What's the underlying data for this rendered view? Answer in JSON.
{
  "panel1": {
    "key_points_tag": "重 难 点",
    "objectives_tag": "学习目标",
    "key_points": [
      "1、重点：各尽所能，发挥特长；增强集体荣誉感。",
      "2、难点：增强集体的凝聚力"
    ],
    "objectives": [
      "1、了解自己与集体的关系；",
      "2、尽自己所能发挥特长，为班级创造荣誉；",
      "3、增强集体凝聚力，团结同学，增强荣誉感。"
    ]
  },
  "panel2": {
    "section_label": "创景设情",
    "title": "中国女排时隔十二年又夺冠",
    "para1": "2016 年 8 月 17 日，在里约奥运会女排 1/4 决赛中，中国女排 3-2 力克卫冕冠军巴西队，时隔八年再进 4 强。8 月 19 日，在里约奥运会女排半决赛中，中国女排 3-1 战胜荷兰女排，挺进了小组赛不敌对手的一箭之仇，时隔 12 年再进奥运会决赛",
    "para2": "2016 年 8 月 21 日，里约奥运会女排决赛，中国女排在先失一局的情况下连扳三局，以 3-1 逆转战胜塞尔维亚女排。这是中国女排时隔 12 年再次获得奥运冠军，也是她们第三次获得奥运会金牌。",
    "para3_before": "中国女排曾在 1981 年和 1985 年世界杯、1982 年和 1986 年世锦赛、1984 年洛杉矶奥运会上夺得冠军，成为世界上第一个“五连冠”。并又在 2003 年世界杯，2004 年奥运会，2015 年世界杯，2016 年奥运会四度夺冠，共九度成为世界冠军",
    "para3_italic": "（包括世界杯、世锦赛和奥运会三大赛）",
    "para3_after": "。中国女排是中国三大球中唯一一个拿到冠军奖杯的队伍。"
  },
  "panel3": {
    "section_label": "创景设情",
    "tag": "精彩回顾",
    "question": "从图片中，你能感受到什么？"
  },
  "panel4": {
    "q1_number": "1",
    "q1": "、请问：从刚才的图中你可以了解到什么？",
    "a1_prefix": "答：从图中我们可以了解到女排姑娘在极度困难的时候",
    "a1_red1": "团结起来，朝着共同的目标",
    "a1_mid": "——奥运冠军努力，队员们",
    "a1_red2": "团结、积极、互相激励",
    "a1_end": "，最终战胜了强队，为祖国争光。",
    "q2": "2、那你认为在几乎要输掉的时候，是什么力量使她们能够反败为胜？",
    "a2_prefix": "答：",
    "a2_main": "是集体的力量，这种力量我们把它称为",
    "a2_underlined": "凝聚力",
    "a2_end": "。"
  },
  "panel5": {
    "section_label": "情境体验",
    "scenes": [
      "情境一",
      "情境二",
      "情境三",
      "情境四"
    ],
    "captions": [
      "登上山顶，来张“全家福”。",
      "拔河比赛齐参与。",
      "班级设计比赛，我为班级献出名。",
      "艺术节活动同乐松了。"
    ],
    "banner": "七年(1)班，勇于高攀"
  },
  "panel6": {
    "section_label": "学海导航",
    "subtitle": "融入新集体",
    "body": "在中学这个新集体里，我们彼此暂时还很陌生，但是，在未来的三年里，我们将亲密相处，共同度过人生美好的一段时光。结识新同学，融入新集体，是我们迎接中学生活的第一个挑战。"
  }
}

* DIRECTIVE
The records above should be duplicated in full, exactly as given.

* ANSWER FOR THIS EXERCISE
What's the underlying data for this rendered view? Answer in JSON.
{
  "panel1": {
    "key_points_tag": "重 难 点",
    "objectives_tag": "学习目标",
    "key_points": [
      "1、重点：各尽所能，发挥特长；增强集体荣誉感。",
      "2、难点：增强集体的凝聚力"
    ],
    "objectives": [
      "1、了解自己与集体的关系；",
      "2、尽自己所能发挥特长，为班级创造荣誉；",
      "3、增强集体凝聚力，团结同学，增强荣誉感。"
    ]
  },
  "panel2": {
    "section_label": "创景设情",
    "title": "中国女排时隔十二年又夺冠",
    "para1": "2016 年 8 月 17 日，在里约奥运会女排 1/4 决赛中，中国女排 3-2 力克卫冕冠军巴西队，时隔八年再进 4 强。8 月 19 日，在里约奥运会女排半决赛中，中国女排 3-1 战胜荷兰女排，挺进了小组赛不敌对手的一箭之仇，时隔 12 年再进奥运会决赛",
    "para2": "2016 年 8 月 21 日，里约奥运会女排决赛，中国女排在先失一局的情况下连扳三局，以 3-1 逆转战胜塞尔维亚女排。这是中国女排时隔 12 年再次获得奥运冠军，也是她们第三次获得奥运会金牌。",
    "para3_before": "中国女排曾在 1981 年和 1985 年世界杯、1982 年和 1986 年世锦赛、1984 年洛杉矶奥运会上夺得冠军，成为世界上第一个“五连冠”。并又在 2003 年世界杯，2004 年奥运会，2015 年世界杯，2016 年奥运会四度夺冠，共九度成为世界冠军",
    "para3_italic": "（包括世界杯、世锦赛和奥运会三大赛）",
    "para3_after": "。中国女排是中国三大球中唯一一个拿到冠军奖杯的队伍。"
  },
  "panel3": {
    "section_label": "创景设情",
    "tag": "精彩回顾",
    "question": "从图片中，你能感受到什么？"
  },
  "panel4": {
    "q1_number": "1",
    "q1": "、请问：从刚才的图中你可以了解到什么？",
    "a1_prefix": "答：从图中我们可以了解到女排姑娘在极度困难的时候",
    "a1_red1": "团结起来，朝着共同的目标",
    "a1_mid": "——奥运冠军努力，队员们",
    "a1_red2": "团结、积极、互相激励",
    "a1_end": "，最终战胜了强队，为祖国争光。",
    "q2": "2、那你认为在几乎要输掉的时候，是什么力量使她们能够反败为胜？",
    "a2_prefix": "答：",
    "a2_main": "是集体的力量，这种力量我们把它称为",
    "a2_underlined": "凝聚力",
    "a2_end": "。"
  },
  "panel5": {
    "section_label": "情境体验",
    "scenes": [
      "情境一",
      "情境二",
      "情境三",
      "情境四"
    ],
    "captions": [
      "登上山顶，来张“全家福”。",
      "拔河比赛齐参与。",
      "班级设计比赛，我为班级献出名。",
      "艺术节活动同乐松了。"
    ],
    "banner": "七年(1)班，勇于高攀"
  },
  "panel6": {
    "section_label": "学海导航",
    "subtitle": "融入新集体",
    "body": "在中学这个新集体里，我们彼此暂时还很陌生，但是，在未来的三年里，我们将亲密相处，共同度过人生美好的一段时光。结识新同学，融入新集体，是我们迎接中学生活的第一个挑战。"
  }
}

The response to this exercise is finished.